Source text:
----

It’s time for me second net worth report! If you’ll remember I started tracking my net worth last month because I pretty much decided I’m going to be a millionaire someday.
I have good news for May – I increased my net worth by almost $3,000! Wooohoo! And I didn’t do it by earning more money (haven’t implemented some strategies yet), I just did it by saving more.
In this net worth report, I’m going to show you how I increased my net worth by $3k without earning more, winning a lottery ticket or someone handing me a check.
May Net Worth: $24,462 (+ $2,899)
Personal Capital changed their look and I’m digging it. It makes things a little easier to grasp for us visual learners. Note how there’s a little graph behind the numbers that shows the ups and downs of the last few months. That credit card was looking high earlier this year!
Okay, I won’t keep you waiting any longer. Here’s what worked for me in May as I increased my net worth.
I dumped over $2,000 of cash back into ETFs.
My credit card debt isn’t actually debt. As in, I don’t carry the balance over from one month to the next. I pay all my bills – both personal and business – with credit cards to get points and cash back. I then pay off the card in full when it’s due.
In fact, it was cash back that allowed me to boost my investment portfolio this month. I had about $2200 in cash back that I dumped into index funds through my Betterment account.
I’ve also been able to get about 15 free flights using credit card points, but that’s a story for another time. And for the record, no, this hasn’t wrecked my credit. If anything, it’s improved it because I manage multiple cards and pay them all off in full each month.
(P.S. If you need a service to help you track your credit, click here to check out Credit Sesame.)
I brought down my spending.
While I use credit cards to pay for everything, I did decide to switch up my strategy for my personal credit card.
I took a page out of Erin Lowry’s Broke Millennial book (Get it? It’s an actual book. As in, I “took a page out of her book.” I digress.) and decided to get a month ahead of my personal credit card by pulling money out of savings. This has allowed me to pay for my personal card as I go instead of waiting until the due date. Because I’m paying as I go it also made me more conscious of the money I’m spending on a weekly basis.
This has allowed me to pay for my personal card as I go instead of waiting until the due date. Because I’m paying as I go it also made me more conscious of the money I’m spending on a weekly basis.

----

Extracted material:

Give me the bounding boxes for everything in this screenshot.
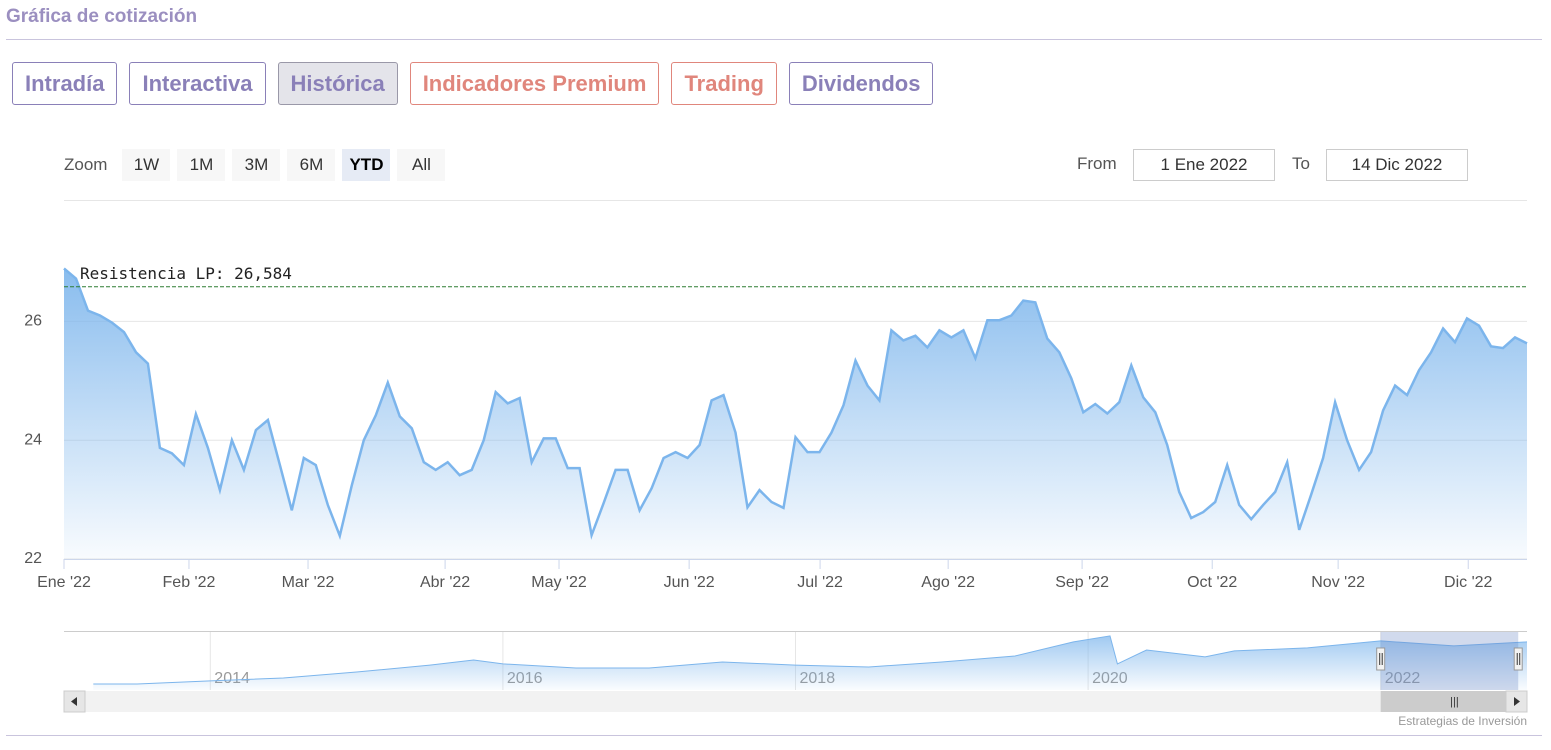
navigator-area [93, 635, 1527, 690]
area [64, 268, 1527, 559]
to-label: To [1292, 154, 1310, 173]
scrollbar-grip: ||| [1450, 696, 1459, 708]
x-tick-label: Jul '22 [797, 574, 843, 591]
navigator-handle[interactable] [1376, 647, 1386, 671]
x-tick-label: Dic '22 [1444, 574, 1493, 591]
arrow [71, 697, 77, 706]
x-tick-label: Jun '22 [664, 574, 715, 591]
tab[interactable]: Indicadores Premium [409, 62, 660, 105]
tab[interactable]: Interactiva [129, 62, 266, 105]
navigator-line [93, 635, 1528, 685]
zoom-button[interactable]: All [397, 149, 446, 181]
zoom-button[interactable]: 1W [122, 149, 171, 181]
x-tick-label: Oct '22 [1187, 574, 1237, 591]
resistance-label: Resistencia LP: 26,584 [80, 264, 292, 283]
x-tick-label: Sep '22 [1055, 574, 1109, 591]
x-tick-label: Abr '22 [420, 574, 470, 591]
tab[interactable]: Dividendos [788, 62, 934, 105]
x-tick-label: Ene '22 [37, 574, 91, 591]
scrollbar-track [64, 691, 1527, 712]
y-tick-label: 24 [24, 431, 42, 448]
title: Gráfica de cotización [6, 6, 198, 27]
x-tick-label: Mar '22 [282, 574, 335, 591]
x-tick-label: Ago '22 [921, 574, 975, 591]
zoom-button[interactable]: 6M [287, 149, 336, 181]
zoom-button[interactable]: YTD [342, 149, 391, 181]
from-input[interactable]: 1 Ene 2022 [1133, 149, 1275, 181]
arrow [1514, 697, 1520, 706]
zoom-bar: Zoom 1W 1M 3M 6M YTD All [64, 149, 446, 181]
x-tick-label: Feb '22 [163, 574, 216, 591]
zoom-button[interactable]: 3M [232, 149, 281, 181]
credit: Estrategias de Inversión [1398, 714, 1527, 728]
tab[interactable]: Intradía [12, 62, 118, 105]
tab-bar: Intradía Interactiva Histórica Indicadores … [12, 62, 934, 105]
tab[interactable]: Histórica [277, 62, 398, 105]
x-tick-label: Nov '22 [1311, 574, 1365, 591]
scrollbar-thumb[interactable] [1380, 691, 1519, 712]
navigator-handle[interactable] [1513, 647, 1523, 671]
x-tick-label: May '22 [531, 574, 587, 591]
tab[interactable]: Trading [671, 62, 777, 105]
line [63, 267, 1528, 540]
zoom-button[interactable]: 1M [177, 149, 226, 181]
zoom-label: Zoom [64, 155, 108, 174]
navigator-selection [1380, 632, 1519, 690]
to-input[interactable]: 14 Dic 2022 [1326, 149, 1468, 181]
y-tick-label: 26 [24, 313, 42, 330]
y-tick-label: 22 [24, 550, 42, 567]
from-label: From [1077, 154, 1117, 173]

----

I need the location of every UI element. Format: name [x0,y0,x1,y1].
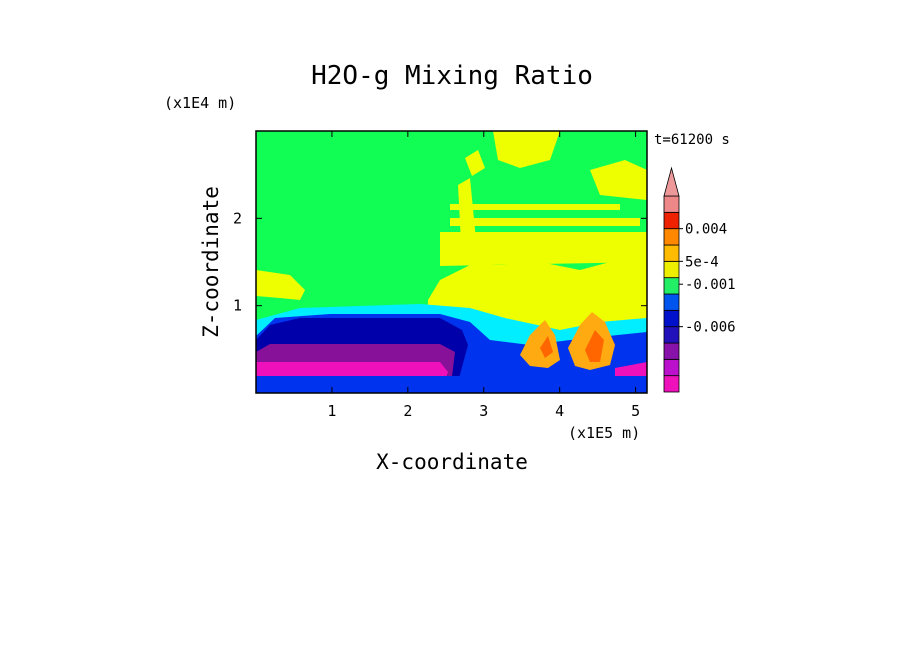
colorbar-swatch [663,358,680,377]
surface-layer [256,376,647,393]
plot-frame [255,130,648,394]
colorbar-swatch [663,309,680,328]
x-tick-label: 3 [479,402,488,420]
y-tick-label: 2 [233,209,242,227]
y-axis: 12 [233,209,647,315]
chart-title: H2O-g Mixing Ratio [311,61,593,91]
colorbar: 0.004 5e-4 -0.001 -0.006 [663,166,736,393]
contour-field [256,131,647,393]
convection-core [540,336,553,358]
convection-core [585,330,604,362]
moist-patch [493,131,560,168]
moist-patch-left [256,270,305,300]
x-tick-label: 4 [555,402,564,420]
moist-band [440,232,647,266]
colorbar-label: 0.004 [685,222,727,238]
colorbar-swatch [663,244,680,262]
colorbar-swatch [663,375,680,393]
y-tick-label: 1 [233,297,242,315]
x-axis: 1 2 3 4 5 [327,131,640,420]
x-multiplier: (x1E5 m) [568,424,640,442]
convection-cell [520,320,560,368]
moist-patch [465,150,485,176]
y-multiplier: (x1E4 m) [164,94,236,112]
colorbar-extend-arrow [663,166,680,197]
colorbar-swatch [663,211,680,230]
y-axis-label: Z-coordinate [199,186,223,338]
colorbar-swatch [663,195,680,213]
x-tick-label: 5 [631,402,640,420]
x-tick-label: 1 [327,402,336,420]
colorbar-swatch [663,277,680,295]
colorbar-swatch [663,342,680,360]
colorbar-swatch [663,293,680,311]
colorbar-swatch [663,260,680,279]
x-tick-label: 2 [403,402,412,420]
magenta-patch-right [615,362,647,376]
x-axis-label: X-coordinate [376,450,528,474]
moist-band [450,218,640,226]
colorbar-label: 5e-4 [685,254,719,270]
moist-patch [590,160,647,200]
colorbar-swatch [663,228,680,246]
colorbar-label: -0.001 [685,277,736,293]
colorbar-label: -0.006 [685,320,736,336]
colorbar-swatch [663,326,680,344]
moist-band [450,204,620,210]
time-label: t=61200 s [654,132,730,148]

----

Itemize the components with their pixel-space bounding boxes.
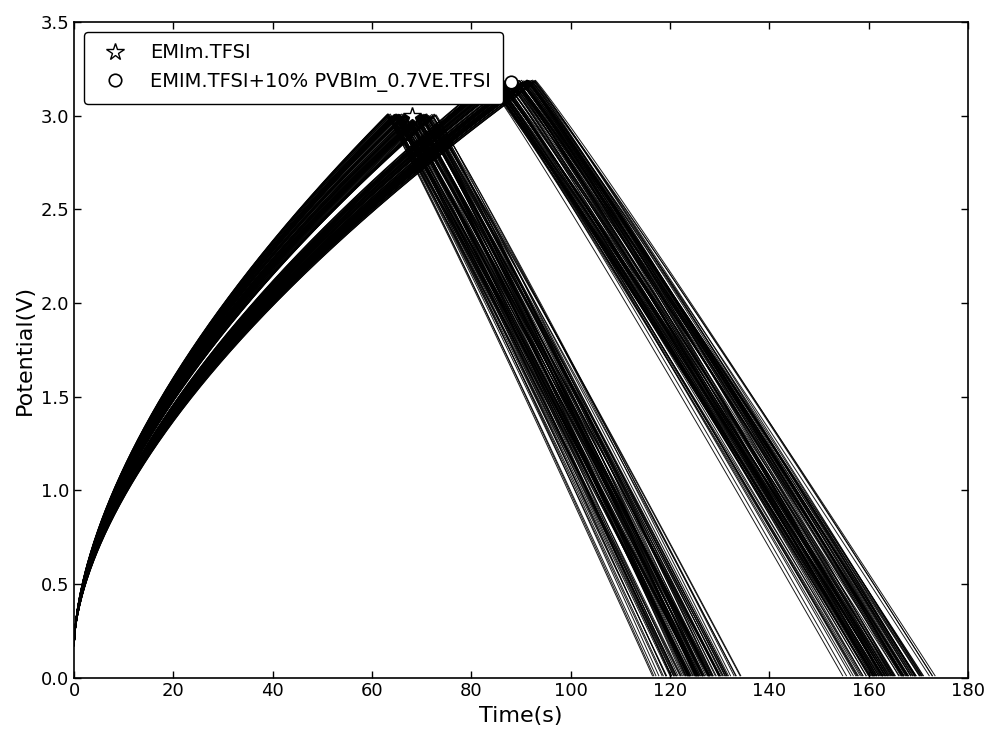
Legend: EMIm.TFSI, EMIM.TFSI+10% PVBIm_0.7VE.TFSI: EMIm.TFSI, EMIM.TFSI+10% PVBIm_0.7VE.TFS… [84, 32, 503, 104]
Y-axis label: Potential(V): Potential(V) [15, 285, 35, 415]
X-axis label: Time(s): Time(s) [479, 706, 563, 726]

----

Short task A:
Answer these questions about the net worth report:
(i) What was the May net worth figure?
(ii) About how much cash back went into index funds, and through which account?
(iii) About how many free flights came from credit card points?
Short task B:
Return the passage of the net worth report starting at "May Net Worth: $24,462" and ending at "when it’s due.", copied word for word.

Task solution A:
(i) $24,462
(ii) About $2,200, through a Betterment account
(iii) About 15

Task solution B:
May Net Worth: $24,462 (+ $2,899)
Personal Capital changed their look and I’m digging it. It makes things a little easier to grasp for us visual learners. Note how there’s a little graph behind the numbers that shows the ups and downs of the last few months. That credit card was looking high earlier this year!
Okay, I won’t keep you waiting any longer. Here’s what worked for me in May as I increased my net worth.
I dumped over $2,000 of cash back into ETFs.
My credit card debt isn’t actually debt. As in, I don’t carry the balance over from one month to the next. I pay all my bills – both personal and business – with credit cards to get points and cash back. I then pay off the card in full when it’s due.